*INPUT DATA*.
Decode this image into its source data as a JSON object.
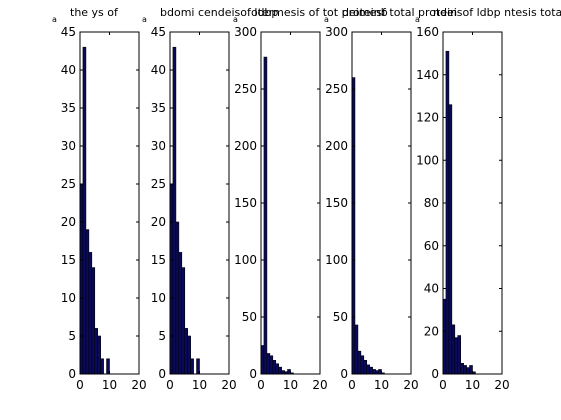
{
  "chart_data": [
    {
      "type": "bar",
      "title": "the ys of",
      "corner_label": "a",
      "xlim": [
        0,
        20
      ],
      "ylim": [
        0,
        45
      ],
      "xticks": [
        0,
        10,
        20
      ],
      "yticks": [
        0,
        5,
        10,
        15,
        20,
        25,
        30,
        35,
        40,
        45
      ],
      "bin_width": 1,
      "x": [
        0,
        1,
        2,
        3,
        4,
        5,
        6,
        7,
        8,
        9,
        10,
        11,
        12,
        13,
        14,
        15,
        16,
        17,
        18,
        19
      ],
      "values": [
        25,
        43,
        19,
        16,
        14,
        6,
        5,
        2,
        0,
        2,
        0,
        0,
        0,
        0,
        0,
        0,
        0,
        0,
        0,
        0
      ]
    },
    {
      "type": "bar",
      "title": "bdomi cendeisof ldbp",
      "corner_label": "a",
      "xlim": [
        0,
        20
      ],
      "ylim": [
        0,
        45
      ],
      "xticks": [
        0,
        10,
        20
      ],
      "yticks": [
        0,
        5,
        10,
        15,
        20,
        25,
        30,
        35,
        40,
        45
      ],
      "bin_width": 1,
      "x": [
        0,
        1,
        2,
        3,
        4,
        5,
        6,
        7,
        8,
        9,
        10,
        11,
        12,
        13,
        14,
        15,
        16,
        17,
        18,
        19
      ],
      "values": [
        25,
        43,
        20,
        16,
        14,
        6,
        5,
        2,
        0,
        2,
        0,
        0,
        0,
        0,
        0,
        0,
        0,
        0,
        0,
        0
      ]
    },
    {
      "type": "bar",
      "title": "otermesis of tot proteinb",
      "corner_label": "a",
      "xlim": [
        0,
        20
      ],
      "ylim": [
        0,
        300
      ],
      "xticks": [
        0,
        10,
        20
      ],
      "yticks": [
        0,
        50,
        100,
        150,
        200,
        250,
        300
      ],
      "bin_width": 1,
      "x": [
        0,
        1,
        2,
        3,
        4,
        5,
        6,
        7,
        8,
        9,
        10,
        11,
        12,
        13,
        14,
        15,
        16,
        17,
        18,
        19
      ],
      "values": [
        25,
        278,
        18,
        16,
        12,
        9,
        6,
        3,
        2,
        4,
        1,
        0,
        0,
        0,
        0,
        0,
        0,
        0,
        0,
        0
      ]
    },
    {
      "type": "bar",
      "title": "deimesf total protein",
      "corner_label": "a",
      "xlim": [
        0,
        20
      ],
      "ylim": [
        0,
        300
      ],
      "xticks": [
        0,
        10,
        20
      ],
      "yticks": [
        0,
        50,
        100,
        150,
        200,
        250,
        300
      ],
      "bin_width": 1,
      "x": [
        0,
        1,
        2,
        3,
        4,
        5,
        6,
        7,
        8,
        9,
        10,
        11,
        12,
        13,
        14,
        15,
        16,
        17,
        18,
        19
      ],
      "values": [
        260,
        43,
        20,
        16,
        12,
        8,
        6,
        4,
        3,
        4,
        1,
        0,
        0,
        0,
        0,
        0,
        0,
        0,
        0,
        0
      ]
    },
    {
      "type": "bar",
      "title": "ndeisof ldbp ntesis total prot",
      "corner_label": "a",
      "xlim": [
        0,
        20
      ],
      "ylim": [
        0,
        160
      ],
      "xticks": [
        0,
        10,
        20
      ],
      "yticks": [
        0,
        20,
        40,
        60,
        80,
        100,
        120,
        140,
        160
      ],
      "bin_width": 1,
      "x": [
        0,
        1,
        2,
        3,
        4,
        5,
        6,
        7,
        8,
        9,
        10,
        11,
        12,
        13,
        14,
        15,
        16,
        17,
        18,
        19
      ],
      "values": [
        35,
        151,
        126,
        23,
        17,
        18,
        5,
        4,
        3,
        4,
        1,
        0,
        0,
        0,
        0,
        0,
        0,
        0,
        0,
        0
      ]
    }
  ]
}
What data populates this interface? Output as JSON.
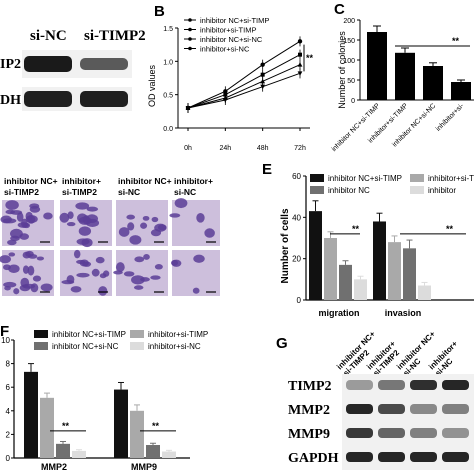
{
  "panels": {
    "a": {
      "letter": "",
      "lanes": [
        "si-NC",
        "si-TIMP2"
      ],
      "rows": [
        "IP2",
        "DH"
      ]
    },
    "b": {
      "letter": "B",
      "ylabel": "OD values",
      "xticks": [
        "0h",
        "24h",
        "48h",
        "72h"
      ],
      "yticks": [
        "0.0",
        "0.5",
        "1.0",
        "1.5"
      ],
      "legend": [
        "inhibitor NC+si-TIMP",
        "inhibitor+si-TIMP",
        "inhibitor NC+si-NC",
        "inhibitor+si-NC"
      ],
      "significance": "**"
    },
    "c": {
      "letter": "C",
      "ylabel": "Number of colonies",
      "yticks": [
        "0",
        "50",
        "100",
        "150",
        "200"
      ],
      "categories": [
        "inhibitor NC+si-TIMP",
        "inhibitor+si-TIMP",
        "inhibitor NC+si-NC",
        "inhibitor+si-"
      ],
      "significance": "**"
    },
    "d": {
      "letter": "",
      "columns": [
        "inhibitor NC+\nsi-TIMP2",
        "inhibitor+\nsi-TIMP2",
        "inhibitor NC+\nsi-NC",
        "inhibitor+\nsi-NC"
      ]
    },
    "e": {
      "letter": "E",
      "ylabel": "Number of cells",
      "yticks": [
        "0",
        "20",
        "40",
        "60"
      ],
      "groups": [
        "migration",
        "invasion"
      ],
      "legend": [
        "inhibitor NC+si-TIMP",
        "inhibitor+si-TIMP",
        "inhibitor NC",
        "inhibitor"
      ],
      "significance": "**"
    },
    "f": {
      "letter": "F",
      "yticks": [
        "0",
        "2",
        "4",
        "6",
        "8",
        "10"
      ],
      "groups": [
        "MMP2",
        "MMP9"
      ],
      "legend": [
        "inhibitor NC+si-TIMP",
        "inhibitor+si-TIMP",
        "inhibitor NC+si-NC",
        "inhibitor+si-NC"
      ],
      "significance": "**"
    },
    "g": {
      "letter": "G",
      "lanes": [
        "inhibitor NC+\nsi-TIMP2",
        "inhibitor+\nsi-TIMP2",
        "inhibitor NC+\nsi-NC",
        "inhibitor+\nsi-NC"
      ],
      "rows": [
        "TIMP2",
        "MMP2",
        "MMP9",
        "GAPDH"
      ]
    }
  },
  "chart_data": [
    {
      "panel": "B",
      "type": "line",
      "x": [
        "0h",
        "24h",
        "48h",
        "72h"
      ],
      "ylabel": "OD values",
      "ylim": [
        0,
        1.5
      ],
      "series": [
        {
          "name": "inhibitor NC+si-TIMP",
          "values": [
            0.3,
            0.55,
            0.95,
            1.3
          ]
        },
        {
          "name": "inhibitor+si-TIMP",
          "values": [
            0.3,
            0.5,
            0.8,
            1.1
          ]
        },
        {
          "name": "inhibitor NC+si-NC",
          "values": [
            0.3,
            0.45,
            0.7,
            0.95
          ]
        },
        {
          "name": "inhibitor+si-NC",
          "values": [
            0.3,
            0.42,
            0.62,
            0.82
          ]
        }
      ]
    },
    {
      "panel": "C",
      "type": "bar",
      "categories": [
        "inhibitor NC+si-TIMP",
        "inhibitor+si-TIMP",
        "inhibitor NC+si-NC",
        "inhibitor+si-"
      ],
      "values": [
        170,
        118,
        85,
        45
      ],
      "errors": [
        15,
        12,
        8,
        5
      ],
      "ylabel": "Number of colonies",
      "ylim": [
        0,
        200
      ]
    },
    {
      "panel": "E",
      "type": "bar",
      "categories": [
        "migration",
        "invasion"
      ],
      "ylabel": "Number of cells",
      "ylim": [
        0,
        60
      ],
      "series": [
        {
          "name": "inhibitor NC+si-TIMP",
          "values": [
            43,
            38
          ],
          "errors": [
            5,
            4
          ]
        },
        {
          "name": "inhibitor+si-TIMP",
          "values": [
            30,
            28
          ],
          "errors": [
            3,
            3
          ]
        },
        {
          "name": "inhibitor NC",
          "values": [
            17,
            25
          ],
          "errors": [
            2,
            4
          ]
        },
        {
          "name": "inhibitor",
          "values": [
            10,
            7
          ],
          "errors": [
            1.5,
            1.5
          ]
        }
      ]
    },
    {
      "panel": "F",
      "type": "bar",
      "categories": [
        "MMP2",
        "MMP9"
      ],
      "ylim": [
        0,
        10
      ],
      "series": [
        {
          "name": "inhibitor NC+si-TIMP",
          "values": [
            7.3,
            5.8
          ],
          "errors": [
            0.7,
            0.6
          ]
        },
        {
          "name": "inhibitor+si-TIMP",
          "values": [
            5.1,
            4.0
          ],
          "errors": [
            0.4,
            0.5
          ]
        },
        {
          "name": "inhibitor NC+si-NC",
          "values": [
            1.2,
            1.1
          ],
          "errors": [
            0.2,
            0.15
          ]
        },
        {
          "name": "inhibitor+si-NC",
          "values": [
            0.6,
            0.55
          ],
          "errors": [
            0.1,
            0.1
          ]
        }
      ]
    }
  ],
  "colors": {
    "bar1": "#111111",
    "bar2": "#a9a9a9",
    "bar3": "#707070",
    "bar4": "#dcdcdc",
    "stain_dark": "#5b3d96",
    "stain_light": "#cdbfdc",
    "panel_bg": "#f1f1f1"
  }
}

* * *

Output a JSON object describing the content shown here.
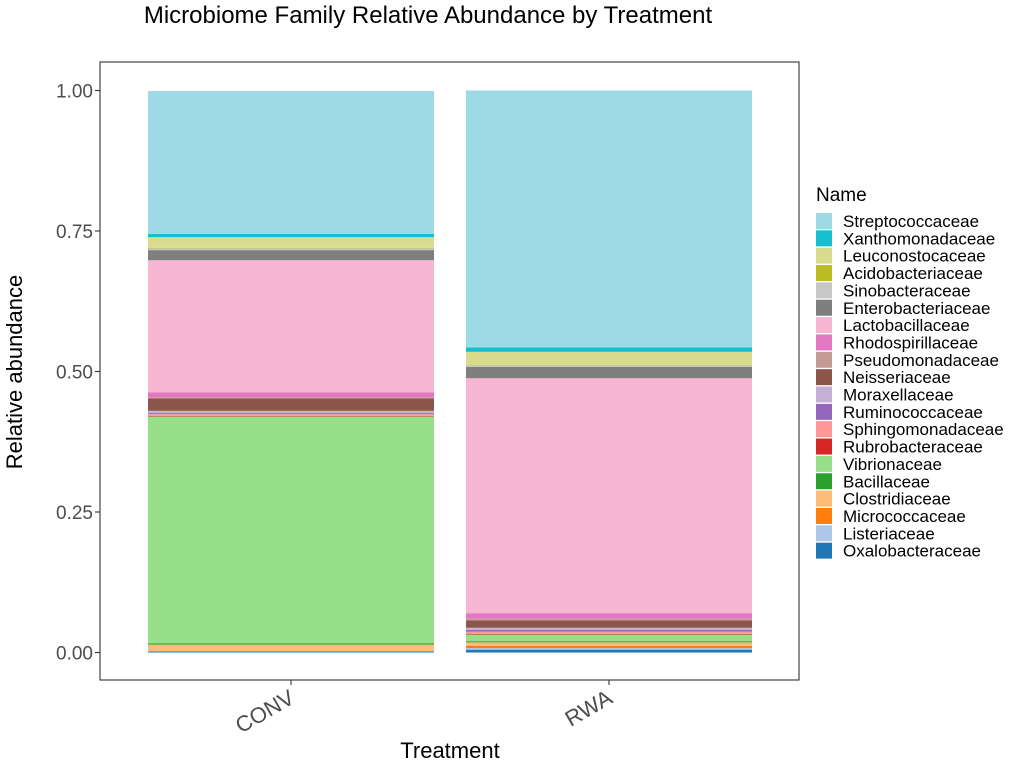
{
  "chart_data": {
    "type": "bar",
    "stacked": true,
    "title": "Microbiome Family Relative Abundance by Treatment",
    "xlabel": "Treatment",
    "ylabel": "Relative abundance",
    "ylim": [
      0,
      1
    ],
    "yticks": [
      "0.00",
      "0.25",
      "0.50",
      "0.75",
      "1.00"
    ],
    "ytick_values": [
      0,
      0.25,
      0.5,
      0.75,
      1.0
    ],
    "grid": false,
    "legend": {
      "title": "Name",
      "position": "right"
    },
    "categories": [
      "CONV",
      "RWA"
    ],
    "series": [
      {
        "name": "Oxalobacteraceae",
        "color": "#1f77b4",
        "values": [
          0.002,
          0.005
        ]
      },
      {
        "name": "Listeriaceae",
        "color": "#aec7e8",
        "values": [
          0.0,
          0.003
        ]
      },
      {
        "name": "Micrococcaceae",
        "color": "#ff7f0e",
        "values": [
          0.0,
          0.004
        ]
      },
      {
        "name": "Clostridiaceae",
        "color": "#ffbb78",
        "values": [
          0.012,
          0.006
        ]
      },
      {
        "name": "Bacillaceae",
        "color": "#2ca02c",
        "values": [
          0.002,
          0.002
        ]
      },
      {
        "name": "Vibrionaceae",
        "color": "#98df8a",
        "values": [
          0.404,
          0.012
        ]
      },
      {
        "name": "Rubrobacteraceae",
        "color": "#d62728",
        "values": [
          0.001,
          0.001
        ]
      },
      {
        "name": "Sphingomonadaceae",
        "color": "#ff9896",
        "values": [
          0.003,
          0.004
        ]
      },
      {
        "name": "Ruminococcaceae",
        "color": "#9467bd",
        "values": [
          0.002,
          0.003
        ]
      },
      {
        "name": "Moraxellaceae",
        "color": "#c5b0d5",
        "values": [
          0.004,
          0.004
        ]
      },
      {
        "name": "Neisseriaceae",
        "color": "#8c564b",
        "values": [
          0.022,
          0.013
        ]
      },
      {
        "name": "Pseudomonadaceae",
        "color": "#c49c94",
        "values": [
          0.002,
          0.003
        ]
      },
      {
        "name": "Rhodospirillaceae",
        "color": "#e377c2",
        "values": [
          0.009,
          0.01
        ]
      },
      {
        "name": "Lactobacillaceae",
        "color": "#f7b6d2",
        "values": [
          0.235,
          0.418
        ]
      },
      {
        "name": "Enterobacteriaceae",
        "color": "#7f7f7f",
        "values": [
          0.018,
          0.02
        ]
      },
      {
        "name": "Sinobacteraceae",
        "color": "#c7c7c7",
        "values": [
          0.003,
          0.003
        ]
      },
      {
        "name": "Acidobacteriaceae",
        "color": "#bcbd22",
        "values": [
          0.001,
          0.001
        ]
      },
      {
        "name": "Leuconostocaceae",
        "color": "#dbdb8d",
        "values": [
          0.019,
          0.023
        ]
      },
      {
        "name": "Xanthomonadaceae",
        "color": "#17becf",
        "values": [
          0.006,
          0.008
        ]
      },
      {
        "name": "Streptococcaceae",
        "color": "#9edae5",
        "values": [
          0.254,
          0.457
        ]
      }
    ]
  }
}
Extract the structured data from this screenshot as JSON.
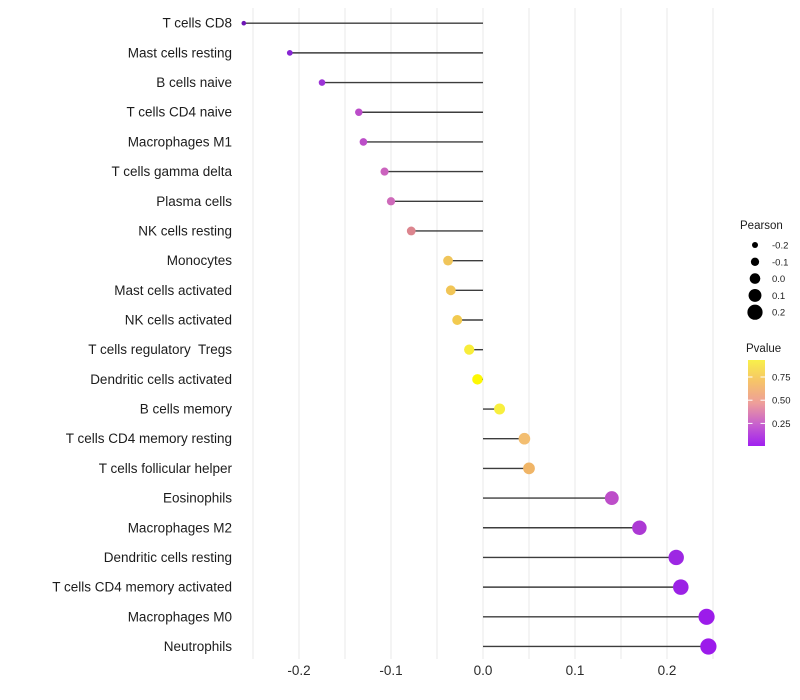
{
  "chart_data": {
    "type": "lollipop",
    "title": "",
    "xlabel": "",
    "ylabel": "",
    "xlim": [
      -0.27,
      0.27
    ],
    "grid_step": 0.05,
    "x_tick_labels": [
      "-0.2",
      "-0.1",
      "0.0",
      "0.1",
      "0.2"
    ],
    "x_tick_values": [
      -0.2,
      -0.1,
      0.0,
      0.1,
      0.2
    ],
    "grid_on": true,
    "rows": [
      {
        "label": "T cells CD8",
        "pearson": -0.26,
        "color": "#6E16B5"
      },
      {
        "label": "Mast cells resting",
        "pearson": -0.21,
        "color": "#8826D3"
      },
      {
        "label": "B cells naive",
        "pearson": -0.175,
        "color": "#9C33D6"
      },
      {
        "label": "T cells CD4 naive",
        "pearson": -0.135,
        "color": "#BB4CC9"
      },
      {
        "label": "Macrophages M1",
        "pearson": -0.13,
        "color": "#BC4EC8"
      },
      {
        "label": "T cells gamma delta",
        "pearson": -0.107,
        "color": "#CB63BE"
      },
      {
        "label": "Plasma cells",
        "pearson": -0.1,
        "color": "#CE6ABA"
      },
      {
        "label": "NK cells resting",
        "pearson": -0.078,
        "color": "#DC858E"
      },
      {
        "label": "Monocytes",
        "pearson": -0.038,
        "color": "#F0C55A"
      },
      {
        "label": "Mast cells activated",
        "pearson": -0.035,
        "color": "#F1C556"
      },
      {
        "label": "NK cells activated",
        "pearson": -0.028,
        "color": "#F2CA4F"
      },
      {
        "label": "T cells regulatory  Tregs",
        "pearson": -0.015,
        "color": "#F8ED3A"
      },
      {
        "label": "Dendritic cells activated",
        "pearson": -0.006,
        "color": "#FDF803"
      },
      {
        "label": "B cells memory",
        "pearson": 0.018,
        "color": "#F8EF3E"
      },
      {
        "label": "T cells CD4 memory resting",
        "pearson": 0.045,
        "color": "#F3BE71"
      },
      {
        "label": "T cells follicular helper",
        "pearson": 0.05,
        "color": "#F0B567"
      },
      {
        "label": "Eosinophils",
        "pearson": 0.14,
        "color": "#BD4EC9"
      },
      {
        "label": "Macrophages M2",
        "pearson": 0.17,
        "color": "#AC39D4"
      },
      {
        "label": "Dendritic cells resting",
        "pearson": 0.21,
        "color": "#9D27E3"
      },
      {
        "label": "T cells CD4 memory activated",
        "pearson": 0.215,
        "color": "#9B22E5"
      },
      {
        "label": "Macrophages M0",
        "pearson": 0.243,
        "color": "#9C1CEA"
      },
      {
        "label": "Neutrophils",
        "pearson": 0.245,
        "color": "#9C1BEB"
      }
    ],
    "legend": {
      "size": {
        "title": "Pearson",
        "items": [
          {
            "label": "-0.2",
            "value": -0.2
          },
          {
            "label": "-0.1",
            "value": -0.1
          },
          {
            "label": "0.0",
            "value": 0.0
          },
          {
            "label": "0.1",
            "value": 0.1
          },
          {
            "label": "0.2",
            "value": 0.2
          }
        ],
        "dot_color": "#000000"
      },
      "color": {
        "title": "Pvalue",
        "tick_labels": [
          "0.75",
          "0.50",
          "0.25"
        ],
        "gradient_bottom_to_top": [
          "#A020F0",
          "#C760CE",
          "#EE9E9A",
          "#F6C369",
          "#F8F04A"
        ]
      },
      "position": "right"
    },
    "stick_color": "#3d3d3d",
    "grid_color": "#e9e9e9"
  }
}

*WHAT THE TASK REQUIRES*.
Tell how many lines above contain the word "this". Give the number alone.

*WRITTEN SOLUTION*.
3